THE PROBLEM: Reproduce the entries word for word, and omit any picture you find in them.

=== MATERIAL PROVIDED ===

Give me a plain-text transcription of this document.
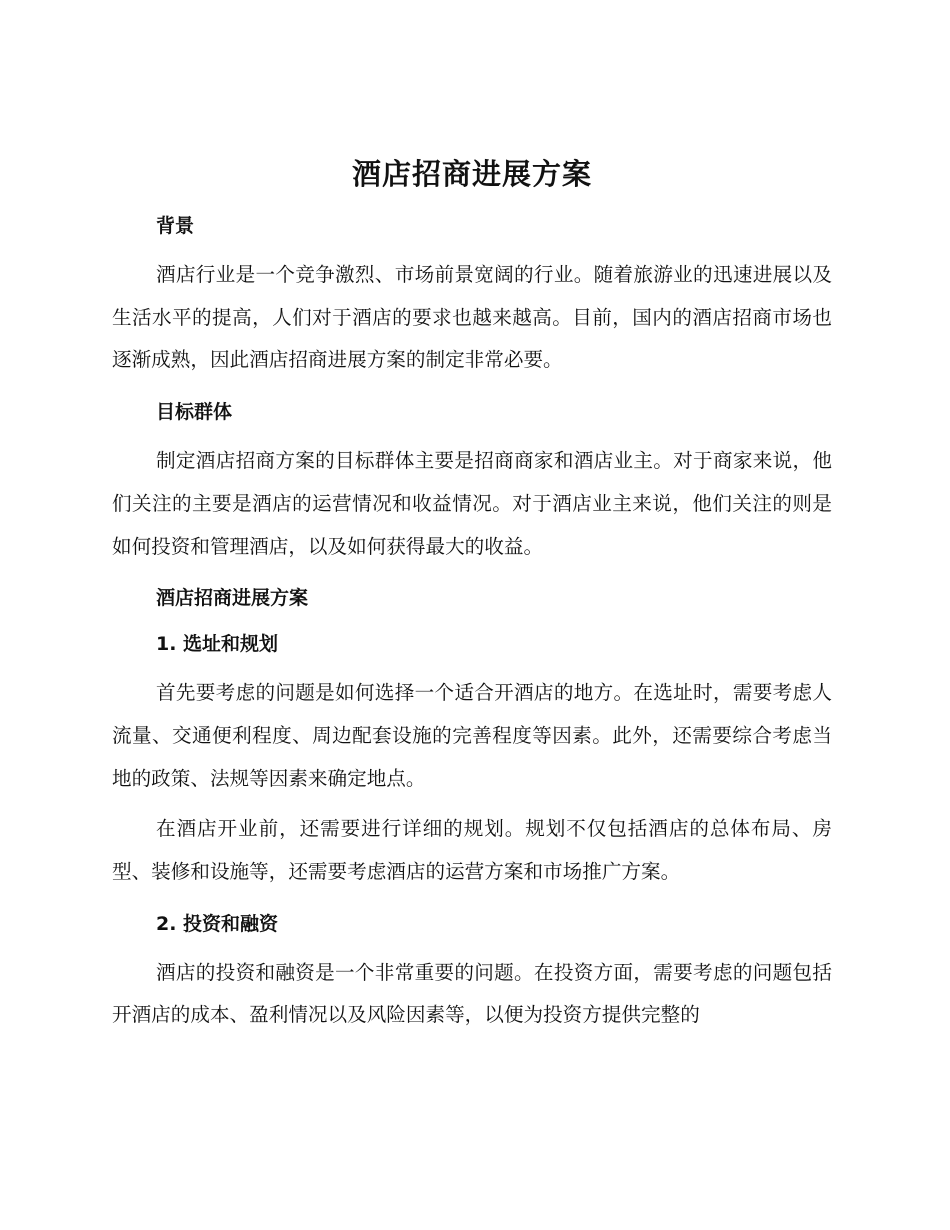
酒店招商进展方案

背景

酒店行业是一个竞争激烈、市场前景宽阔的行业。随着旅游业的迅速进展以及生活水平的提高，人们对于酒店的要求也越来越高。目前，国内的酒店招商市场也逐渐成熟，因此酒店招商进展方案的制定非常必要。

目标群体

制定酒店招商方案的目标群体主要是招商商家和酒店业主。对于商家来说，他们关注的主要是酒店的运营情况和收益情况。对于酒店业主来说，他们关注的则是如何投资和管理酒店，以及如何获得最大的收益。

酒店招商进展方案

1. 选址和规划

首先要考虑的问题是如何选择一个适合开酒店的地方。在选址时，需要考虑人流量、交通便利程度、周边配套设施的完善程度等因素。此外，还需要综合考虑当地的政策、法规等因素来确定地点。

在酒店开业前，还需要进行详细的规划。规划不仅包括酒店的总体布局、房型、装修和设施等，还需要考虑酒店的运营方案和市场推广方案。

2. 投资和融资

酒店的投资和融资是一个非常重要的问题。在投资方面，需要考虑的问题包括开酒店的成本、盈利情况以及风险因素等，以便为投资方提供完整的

===

RESPONSE:
Give me a plain-text transcription of this document.
酒店招商进展方案

背景

酒店行业是一个竞争激烈、市场前景宽阔的行业。随着旅游业的迅速进展以及生活水平的提高，人们对于酒店的要求也越来越高。目前，国内的酒店招商市场也逐渐成熟，因此酒店招商进展方案的制定非常必要。

目标群体

制定酒店招商方案的目标群体主要是招商商家和酒店业主。对于商家来说，他们关注的主要是酒店的运营情况和收益情况。对于酒店业主来说，他们关注的则是如何投资和管理酒店，以及如何获得最大的收益。

酒店招商进展方案

1. 选址和规划

首先要考虑的问题是如何选择一个适合开酒店的地方。在选址时，需要考虑人流量、交通便利程度、周边配套设施的完善程度等因素。此外，还需要综合考虑当地的政策、法规等因素来确定地点。

在酒店开业前，还需要进行详细的规划。规划不仅包括酒店的总体布局、房型、装修和设施等，还需要考虑酒店的运营方案和市场推广方案。

2. 投资和融资

酒店的投资和融资是一个非常重要的问题。在投资方面，需要考虑的问题包括开酒店的成本、盈利情况以及风险因素等，以便为投资方提供完整的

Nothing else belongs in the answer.